*Lines of data:*
* * *
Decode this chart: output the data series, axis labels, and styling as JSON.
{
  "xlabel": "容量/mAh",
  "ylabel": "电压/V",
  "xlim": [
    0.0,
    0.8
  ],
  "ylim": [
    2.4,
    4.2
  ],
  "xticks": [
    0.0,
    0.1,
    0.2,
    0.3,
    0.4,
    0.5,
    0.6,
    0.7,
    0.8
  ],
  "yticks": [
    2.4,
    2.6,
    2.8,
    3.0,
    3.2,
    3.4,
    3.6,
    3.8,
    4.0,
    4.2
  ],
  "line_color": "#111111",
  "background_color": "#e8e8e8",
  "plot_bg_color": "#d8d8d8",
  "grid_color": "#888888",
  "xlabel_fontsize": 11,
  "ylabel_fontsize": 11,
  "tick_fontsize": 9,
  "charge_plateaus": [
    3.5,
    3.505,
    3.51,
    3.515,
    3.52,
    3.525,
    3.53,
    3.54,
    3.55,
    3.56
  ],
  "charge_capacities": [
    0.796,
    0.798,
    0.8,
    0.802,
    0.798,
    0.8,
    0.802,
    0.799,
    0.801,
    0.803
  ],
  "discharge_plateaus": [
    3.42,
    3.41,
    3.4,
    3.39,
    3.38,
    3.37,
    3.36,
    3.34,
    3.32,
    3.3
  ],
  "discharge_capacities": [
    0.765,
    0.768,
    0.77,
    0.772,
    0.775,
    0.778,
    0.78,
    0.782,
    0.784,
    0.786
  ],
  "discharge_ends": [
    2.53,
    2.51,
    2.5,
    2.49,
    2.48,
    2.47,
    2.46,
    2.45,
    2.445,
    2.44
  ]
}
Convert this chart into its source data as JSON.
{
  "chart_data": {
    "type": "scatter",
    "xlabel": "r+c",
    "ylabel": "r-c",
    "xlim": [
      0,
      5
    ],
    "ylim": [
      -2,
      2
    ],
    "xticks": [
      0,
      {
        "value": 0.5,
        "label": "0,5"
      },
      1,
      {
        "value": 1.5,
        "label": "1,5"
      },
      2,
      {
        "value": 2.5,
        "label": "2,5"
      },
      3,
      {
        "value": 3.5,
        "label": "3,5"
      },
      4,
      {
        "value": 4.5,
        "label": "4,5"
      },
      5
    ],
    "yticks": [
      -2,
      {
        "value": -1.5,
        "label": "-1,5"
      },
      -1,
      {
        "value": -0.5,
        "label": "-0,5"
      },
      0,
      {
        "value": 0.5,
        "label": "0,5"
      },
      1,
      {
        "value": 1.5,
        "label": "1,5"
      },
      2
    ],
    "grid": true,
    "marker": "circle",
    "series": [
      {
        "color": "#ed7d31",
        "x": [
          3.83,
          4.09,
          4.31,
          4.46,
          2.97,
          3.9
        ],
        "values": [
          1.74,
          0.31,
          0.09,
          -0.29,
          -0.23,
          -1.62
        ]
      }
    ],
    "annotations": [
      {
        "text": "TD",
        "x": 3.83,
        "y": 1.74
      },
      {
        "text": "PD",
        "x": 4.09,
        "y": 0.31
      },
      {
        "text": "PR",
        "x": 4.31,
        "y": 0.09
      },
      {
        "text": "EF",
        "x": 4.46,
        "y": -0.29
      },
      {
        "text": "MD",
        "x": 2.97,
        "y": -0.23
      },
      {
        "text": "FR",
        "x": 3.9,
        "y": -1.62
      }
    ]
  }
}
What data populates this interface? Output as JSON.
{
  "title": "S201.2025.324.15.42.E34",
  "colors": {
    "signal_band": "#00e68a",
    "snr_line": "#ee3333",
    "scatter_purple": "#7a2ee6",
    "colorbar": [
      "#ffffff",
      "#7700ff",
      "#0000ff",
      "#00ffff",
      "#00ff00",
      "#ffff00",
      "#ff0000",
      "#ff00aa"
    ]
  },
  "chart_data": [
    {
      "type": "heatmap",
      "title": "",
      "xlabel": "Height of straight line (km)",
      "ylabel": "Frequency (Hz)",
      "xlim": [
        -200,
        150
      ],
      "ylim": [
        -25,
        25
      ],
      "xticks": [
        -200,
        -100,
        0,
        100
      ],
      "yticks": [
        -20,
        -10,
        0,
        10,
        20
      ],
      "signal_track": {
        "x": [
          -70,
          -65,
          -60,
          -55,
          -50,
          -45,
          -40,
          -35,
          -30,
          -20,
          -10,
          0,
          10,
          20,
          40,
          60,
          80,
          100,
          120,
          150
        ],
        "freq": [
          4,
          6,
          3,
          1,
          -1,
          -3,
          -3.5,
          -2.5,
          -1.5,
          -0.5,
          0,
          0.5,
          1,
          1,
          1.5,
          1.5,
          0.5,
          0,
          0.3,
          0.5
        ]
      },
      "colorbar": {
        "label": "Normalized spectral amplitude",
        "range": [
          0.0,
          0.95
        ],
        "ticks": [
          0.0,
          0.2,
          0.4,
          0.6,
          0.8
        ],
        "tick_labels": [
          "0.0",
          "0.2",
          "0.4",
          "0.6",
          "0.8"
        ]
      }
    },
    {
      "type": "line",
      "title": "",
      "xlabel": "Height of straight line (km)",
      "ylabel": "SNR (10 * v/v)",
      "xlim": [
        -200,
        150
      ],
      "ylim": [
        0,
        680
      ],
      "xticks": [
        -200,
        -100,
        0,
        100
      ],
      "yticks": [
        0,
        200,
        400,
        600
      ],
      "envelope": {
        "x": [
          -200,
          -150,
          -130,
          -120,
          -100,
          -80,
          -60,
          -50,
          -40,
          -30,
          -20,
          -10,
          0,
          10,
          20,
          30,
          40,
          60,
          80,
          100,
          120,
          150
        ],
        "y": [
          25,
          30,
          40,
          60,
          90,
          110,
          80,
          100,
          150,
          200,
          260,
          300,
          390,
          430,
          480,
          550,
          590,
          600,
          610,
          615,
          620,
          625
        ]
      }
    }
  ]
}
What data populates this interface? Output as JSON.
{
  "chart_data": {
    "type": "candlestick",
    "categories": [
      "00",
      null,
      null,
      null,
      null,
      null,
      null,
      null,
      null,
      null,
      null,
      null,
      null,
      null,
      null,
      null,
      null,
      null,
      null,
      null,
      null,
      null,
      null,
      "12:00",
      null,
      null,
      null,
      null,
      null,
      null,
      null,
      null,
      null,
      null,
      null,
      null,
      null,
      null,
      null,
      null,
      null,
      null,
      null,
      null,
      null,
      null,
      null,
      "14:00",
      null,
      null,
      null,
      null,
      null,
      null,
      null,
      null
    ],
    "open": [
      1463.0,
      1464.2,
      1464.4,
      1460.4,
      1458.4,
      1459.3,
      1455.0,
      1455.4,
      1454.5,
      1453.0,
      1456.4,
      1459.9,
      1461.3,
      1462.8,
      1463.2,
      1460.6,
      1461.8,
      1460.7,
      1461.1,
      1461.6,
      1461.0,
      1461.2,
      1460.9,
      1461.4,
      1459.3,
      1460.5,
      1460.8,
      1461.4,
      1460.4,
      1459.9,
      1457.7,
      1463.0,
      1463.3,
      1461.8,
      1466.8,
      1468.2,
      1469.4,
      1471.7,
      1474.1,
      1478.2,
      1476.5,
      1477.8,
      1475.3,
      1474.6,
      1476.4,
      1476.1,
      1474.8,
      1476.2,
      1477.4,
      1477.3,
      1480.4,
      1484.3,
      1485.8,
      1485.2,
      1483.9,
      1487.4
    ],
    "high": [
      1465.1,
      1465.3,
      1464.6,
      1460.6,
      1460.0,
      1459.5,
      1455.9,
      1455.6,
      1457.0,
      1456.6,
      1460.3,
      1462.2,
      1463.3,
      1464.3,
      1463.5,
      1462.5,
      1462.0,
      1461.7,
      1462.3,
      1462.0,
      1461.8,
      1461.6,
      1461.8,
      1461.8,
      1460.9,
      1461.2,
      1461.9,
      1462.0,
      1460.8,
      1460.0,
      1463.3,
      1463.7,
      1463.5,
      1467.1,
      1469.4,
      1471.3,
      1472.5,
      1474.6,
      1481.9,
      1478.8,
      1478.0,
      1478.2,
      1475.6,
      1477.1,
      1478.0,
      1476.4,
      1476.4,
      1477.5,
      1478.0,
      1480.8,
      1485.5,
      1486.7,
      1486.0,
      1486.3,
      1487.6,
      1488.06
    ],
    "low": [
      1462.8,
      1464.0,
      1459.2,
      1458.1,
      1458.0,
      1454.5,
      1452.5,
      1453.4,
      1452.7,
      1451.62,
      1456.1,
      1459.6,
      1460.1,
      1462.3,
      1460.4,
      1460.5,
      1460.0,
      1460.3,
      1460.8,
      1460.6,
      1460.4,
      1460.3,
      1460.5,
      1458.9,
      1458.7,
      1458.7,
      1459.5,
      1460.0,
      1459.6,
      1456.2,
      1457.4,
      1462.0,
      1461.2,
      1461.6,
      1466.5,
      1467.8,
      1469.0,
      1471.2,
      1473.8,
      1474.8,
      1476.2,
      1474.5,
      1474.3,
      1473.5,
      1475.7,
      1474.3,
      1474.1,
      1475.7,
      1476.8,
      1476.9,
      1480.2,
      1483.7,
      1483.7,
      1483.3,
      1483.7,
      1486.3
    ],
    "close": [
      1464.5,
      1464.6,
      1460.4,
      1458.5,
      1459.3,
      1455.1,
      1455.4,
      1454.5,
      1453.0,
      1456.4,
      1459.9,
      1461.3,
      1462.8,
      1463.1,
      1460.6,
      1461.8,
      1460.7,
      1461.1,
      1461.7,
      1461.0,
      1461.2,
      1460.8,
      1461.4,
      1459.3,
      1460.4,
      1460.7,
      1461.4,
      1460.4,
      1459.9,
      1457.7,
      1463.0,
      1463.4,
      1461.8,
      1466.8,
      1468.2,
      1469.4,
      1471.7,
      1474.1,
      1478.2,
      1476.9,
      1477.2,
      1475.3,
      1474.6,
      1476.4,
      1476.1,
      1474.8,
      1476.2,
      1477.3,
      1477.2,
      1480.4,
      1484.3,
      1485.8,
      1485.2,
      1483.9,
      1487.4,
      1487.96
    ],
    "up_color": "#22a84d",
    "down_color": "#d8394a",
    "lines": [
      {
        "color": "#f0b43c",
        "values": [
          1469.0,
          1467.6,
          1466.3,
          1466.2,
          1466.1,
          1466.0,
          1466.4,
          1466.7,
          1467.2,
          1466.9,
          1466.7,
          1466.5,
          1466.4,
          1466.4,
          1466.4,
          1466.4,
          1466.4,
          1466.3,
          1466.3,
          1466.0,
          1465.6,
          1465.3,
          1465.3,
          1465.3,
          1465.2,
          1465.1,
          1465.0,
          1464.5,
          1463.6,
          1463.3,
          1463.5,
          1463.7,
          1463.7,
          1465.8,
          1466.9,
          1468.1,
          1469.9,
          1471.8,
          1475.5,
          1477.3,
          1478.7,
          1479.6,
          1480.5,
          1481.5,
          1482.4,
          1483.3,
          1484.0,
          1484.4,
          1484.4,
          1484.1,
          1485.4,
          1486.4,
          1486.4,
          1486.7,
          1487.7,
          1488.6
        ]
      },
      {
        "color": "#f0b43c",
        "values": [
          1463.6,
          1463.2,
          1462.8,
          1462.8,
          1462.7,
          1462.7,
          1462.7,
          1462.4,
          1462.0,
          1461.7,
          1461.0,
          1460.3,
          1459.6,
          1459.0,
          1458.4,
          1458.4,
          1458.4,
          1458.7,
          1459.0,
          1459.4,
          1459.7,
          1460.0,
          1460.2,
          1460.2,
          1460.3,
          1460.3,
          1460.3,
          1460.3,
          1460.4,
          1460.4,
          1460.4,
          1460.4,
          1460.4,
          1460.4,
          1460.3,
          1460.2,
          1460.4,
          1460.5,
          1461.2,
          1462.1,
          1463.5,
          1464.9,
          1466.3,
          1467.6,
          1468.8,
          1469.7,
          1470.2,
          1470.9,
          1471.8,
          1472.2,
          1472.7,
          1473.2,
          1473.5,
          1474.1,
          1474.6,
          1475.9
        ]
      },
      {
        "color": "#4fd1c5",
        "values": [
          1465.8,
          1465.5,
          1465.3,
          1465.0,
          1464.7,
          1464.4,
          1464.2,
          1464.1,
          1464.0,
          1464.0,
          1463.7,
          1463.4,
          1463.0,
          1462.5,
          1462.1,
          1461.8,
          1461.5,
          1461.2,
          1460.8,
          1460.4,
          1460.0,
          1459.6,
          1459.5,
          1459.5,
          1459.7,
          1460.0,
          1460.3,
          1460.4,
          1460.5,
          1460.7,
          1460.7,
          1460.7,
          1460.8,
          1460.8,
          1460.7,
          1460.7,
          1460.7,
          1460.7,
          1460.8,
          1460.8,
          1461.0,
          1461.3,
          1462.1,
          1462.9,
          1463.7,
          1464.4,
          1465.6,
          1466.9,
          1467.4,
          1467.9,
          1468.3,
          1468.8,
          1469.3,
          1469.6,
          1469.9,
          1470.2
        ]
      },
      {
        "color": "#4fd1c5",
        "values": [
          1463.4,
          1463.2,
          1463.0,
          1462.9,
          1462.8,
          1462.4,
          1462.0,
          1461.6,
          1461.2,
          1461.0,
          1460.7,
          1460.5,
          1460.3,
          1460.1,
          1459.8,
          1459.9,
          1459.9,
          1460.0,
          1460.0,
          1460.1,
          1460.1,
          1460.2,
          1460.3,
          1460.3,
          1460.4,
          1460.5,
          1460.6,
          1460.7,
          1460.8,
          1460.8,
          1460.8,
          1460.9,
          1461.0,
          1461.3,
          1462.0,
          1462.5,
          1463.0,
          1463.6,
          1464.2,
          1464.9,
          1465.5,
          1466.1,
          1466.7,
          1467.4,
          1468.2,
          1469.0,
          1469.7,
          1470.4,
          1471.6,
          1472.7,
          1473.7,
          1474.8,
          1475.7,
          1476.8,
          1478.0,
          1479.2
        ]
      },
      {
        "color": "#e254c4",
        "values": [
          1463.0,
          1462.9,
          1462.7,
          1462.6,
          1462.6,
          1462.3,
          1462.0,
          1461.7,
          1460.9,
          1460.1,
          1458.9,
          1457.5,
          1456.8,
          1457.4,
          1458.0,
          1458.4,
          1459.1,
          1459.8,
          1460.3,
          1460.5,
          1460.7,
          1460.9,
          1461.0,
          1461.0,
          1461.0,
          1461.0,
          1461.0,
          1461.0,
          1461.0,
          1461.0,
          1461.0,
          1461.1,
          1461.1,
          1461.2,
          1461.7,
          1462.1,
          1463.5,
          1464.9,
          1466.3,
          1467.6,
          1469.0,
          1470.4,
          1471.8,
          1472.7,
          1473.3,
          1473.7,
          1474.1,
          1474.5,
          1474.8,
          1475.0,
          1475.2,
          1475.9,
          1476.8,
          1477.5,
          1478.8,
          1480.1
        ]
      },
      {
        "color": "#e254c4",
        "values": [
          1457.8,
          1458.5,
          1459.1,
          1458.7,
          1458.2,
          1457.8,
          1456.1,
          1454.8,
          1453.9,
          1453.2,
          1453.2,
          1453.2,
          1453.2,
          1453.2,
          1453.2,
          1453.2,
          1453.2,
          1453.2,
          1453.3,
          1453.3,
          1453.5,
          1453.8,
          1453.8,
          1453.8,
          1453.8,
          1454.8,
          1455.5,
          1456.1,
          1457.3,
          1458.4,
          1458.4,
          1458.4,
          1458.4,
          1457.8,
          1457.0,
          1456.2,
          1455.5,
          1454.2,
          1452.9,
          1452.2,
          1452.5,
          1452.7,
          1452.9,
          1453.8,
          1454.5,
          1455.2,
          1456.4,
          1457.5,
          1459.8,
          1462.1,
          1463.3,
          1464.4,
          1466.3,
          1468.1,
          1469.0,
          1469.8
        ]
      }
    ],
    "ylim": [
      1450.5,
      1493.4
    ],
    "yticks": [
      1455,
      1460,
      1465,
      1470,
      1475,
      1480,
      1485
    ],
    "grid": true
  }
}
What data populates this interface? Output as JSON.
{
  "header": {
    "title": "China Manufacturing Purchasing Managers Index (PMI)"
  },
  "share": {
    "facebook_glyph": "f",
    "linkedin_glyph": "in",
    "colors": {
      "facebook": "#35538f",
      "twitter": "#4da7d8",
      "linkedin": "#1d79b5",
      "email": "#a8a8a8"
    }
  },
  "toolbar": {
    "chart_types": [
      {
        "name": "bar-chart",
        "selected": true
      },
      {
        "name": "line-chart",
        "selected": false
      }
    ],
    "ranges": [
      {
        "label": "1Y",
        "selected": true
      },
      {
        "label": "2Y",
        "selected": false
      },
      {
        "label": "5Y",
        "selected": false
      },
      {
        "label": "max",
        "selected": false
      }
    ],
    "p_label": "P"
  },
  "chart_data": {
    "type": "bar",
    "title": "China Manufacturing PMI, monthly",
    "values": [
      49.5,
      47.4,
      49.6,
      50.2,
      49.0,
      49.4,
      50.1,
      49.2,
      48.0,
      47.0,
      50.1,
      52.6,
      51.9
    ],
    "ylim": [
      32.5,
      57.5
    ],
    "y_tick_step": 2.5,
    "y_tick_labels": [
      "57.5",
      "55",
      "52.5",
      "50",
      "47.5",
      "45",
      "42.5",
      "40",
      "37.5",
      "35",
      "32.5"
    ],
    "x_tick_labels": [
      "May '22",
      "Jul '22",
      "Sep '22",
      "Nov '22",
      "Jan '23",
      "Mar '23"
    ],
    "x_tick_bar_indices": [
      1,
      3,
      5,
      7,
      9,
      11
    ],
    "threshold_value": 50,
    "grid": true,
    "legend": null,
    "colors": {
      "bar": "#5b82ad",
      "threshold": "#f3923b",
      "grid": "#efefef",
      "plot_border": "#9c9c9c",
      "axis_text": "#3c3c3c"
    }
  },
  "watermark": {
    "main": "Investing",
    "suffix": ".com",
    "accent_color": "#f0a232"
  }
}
* * *
*PROBLEM DETAILS:* Copy out every line that includes the word "China".

*EXPECTED OUTPUT:*
    "title": "China Manufacturing Purchasing Managers Index (PMI)"
    "title": "China Manufacturing PMI, monthly",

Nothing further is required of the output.